STATED TASK: Quote the data below in full, minus the images.

RECORDS FOR THE TASK:
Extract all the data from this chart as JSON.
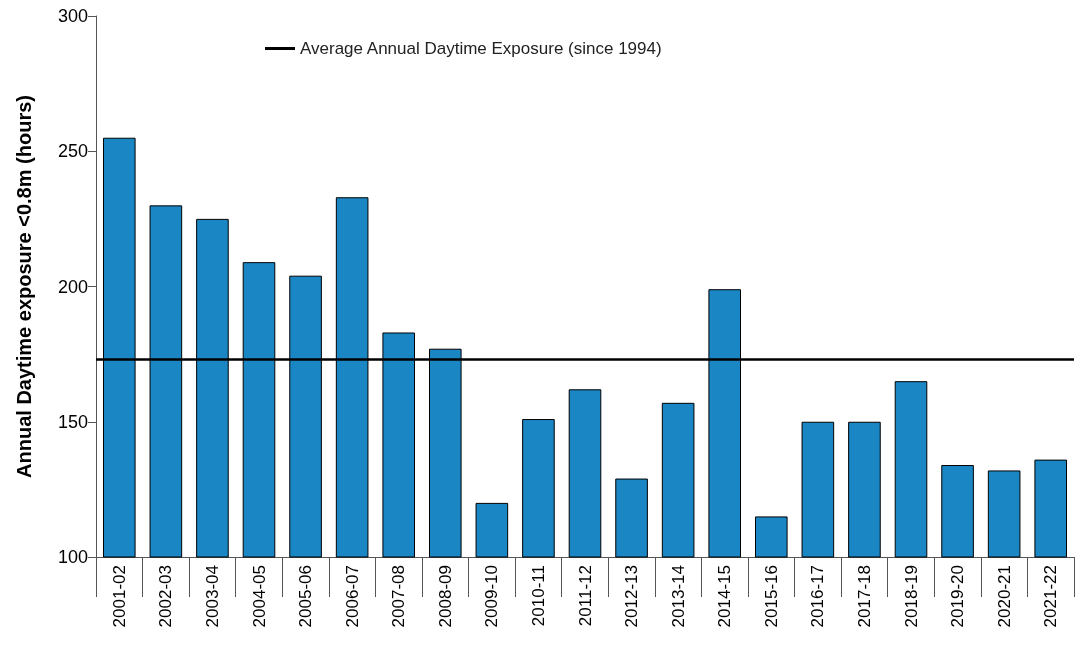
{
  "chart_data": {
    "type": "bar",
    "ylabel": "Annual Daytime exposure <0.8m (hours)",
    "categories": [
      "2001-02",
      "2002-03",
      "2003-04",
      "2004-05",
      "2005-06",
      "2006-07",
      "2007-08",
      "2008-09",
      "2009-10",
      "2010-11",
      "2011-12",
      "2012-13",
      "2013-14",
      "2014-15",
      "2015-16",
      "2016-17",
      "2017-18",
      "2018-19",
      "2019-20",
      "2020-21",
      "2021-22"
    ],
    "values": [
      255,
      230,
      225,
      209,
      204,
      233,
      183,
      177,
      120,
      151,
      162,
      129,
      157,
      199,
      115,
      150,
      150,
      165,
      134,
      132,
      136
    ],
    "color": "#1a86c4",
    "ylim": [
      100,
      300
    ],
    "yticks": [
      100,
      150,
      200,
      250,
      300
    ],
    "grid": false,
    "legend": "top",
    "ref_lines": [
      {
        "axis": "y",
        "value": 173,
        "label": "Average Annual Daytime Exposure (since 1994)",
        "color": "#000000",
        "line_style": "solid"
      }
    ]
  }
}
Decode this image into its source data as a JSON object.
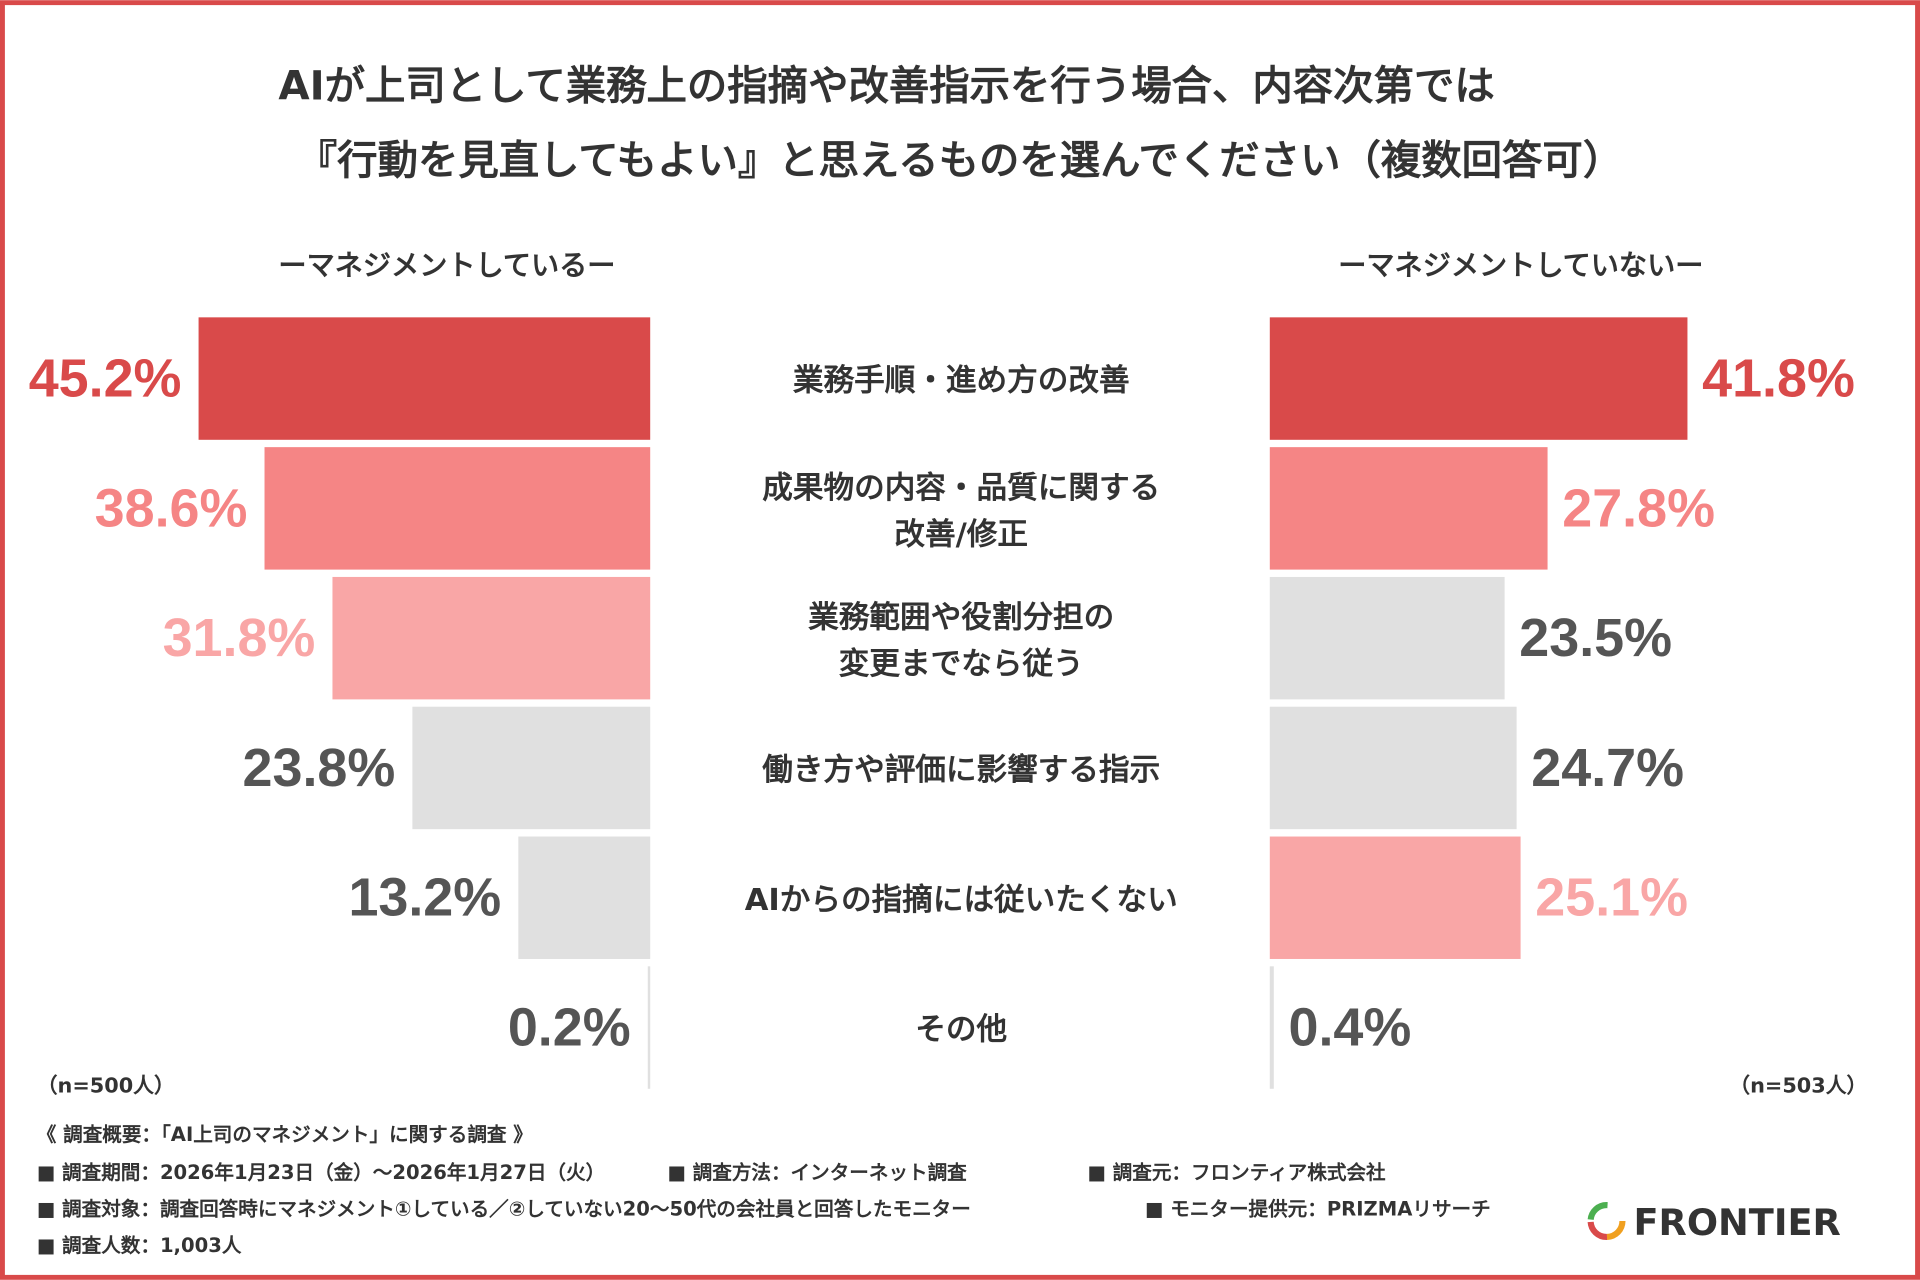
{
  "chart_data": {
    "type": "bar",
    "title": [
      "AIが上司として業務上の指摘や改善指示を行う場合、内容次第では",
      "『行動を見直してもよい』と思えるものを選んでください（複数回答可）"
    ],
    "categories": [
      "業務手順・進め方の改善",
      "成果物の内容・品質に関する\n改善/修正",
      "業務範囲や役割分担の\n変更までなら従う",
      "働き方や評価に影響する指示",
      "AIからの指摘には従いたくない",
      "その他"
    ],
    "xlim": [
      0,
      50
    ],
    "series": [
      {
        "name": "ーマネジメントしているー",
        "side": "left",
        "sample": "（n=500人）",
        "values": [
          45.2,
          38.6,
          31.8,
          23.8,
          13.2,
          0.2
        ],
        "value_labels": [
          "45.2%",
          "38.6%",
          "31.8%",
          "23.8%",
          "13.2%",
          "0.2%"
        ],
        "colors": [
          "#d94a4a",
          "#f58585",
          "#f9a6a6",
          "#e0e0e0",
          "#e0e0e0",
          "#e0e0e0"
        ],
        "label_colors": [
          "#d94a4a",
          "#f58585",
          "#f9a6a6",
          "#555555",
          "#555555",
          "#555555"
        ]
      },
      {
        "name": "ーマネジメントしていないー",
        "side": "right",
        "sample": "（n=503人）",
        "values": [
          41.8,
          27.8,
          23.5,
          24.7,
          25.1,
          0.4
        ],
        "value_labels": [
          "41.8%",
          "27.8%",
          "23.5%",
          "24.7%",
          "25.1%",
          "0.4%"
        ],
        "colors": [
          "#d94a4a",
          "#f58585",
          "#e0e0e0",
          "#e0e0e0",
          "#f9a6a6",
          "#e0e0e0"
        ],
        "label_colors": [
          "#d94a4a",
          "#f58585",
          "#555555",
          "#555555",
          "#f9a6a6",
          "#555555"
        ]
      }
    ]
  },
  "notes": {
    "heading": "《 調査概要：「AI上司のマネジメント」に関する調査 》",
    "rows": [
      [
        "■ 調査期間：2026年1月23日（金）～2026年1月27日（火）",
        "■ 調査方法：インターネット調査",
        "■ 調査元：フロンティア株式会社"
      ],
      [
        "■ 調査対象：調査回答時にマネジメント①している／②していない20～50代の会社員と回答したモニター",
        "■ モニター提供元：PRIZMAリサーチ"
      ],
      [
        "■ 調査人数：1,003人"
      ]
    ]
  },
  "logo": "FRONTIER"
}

EXERCISE RESULT:
Extract all the data from this chart as JSON.
{
  "chart_data": {
    "type": "bar",
    "ylabel": "Annual Daytime exposure <0.8m (hours)",
    "categories": [
      "2001-02",
      "2002-03",
      "2003-04",
      "2004-05",
      "2005-06",
      "2006-07",
      "2007-08",
      "2008-09",
      "2009-10",
      "2010-11",
      "2011-12",
      "2012-13",
      "2013-14",
      "2014-15",
      "2015-16",
      "2016-17",
      "2017-18",
      "2018-19",
      "2019-20",
      "2020-21",
      "2021-22"
    ],
    "values": [
      255,
      230,
      225,
      209,
      204,
      233,
      183,
      177,
      120,
      151,
      162,
      129,
      157,
      199,
      115,
      150,
      150,
      165,
      134,
      132,
      136
    ],
    "color": "#1a86c4",
    "ylim": [
      100,
      300
    ],
    "yticks": [
      100,
      150,
      200,
      250,
      300
    ],
    "grid": false,
    "legend": "top",
    "ref_lines": [
      {
        "axis": "y",
        "value": 173,
        "label": "Average Annual Daytime Exposure (since 1994)",
        "color": "#000000",
        "line_style": "solid"
      }
    ]
  }
}
Decode this image into its source data as a JSON object.
{
  "chart_data": {
    "type": "bar",
    "title": [
      "AIが上司として業務上の指摘や改善指示を行う場合、内容次第では",
      "『行動を見直してもよい』と思えるものを選んでください（複数回答可）"
    ],
    "categories": [
      "業務手順・進め方の改善",
      "成果物の内容・品質に関する\n改善/修正",
      "業務範囲や役割分担の\n変更までなら従う",
      "働き方や評価に影響する指示",
      "AIからの指摘には従いたくない",
      "その他"
    ],
    "xlim": [
      0,
      50
    ],
    "series": [
      {
        "name": "ーマネジメントしているー",
        "side": "left",
        "sample": "（n=500人）",
        "values": [
          45.2,
          38.6,
          31.8,
          23.8,
          13.2,
          0.2
        ],
        "value_labels": [
          "45.2%",
          "38.6%",
          "31.8%",
          "23.8%",
          "13.2%",
          "0.2%"
        ],
        "colors": [
          "#d94a4a",
          "#f58585",
          "#f9a6a6",
          "#e0e0e0",
          "#e0e0e0",
          "#e0e0e0"
        ],
        "label_colors": [
          "#d94a4a",
          "#f58585",
          "#f9a6a6",
          "#555555",
          "#555555",
          "#555555"
        ]
      },
      {
        "name": "ーマネジメントしていないー",
        "side": "right",
        "sample": "（n=503人）",
        "values": [
          41.8,
          27.8,
          23.5,
          24.7,
          25.1,
          0.4
        ],
        "value_labels": [
          "41.8%",
          "27.8%",
          "23.5%",
          "24.7%",
          "25.1%",
          "0.4%"
        ],
        "colors": [
          "#d94a4a",
          "#f58585",
          "#e0e0e0",
          "#e0e0e0",
          "#f9a6a6",
          "#e0e0e0"
        ],
        "label_colors": [
          "#d94a4a",
          "#f58585",
          "#555555",
          "#555555",
          "#f9a6a6",
          "#555555"
        ]
      }
    ]
  },
  "notes": {
    "heading": "《 調査概要：「AI上司のマネジメント」に関する調査 》",
    "rows": [
      [
        "■ 調査期間：2026年1月23日（金）～2026年1月27日（火）",
        "■ 調査方法：インターネット調査",
        "■ 調査元：フロンティア株式会社"
      ],
      [
        "■ 調査対象：調査回答時にマネジメント①している／②していない20～50代の会社員と回答したモニター",
        "■ モニター提供元：PRIZMAリサーチ"
      ],
      [
        "■ 調査人数：1,003人"
      ]
    ]
  },
  "logo": "FRONTIER"
}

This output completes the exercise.